Count how many lines hold the word "program" and give that number as the whole answer.

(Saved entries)
-*-*-

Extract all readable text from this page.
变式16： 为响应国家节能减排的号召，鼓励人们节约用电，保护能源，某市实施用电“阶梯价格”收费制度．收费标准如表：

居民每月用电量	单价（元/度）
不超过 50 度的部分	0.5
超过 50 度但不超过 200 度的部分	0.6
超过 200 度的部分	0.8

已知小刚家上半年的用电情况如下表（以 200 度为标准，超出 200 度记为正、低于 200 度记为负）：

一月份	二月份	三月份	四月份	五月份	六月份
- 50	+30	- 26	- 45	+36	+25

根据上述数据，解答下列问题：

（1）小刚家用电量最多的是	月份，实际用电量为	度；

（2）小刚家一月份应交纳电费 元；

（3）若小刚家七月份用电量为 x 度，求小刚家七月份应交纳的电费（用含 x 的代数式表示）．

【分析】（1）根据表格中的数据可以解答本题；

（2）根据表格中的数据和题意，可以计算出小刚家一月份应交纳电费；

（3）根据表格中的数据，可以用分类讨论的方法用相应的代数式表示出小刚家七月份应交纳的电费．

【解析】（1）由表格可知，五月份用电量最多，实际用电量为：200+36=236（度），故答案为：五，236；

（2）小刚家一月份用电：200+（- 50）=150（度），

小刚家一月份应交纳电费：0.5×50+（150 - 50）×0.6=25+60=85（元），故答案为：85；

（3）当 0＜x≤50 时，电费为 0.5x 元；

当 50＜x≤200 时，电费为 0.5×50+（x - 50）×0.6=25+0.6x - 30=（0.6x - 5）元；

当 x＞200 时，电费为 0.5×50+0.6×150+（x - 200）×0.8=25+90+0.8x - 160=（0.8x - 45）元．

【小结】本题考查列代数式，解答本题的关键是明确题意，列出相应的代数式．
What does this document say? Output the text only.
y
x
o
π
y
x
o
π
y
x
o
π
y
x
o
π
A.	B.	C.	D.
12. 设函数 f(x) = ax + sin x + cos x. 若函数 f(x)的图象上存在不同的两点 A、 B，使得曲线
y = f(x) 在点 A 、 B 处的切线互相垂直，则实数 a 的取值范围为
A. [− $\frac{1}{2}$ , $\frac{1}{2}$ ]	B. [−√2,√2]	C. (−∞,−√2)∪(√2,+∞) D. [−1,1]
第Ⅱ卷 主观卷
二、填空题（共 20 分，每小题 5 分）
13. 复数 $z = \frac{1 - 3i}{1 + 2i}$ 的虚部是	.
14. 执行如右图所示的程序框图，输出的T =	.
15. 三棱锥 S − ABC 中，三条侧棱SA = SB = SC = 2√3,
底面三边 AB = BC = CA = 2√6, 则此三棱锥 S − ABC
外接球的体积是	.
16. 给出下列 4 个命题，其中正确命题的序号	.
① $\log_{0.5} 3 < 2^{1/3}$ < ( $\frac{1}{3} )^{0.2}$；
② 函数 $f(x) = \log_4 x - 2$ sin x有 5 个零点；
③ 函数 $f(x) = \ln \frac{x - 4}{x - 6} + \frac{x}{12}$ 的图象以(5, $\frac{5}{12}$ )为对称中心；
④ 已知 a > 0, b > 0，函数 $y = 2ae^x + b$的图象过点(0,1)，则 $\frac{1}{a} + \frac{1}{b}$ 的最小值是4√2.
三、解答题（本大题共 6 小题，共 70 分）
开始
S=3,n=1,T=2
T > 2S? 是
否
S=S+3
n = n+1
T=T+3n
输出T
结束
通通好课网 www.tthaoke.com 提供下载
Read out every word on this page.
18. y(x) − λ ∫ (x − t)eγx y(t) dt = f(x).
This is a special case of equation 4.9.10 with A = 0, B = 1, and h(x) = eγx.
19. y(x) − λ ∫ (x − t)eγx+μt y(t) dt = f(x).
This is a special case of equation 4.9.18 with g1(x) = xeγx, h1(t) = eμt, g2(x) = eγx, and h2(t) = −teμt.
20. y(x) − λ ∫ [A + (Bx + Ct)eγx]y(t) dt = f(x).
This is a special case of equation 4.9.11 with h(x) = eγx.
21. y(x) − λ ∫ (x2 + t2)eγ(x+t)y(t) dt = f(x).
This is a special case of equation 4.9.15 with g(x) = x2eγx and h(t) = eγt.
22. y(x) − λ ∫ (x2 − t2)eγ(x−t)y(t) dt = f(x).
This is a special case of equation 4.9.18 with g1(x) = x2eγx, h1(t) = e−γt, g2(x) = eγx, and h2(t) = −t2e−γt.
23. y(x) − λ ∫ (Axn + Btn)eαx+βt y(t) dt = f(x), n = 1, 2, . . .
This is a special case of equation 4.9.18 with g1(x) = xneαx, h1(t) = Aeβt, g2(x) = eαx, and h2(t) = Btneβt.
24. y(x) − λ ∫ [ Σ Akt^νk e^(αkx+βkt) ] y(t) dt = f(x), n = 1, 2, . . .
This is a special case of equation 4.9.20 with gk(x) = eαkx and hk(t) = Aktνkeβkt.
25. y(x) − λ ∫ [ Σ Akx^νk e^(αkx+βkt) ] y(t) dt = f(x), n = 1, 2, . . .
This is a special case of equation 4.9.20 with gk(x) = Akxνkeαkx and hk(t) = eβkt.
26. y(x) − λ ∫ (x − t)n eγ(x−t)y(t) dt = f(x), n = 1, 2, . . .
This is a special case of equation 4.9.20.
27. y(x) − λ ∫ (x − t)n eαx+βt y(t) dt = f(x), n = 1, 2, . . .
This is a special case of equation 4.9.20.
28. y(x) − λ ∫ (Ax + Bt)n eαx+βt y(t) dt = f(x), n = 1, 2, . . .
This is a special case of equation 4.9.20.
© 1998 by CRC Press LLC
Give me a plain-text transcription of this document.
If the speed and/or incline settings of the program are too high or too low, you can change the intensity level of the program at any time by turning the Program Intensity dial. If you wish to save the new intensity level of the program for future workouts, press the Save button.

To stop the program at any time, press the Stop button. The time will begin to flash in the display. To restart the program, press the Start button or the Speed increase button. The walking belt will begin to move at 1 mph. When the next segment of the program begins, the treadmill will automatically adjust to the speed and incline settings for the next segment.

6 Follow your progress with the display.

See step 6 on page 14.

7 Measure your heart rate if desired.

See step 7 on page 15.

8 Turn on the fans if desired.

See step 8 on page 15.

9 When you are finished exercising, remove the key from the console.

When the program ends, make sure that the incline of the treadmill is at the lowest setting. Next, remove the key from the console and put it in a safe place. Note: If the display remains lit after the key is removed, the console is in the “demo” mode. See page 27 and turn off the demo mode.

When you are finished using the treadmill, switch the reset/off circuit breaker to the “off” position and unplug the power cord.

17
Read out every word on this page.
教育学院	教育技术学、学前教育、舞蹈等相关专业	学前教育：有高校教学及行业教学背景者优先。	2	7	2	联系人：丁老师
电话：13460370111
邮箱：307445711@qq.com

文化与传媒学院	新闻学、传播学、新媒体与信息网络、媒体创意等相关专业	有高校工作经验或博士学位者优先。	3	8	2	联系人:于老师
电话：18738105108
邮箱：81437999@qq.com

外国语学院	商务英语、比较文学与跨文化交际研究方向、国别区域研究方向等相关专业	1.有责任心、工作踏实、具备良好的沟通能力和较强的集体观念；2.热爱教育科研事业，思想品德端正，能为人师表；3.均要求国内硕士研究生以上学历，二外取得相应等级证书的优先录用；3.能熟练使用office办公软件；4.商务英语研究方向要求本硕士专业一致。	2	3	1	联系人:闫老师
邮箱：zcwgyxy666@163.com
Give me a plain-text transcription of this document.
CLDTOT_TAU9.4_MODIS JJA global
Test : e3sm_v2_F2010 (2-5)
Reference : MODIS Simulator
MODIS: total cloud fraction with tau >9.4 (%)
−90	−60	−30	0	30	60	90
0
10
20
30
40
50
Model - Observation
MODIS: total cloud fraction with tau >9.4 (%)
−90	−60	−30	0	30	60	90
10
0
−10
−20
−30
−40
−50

-*-*-

▸ Finished task: 3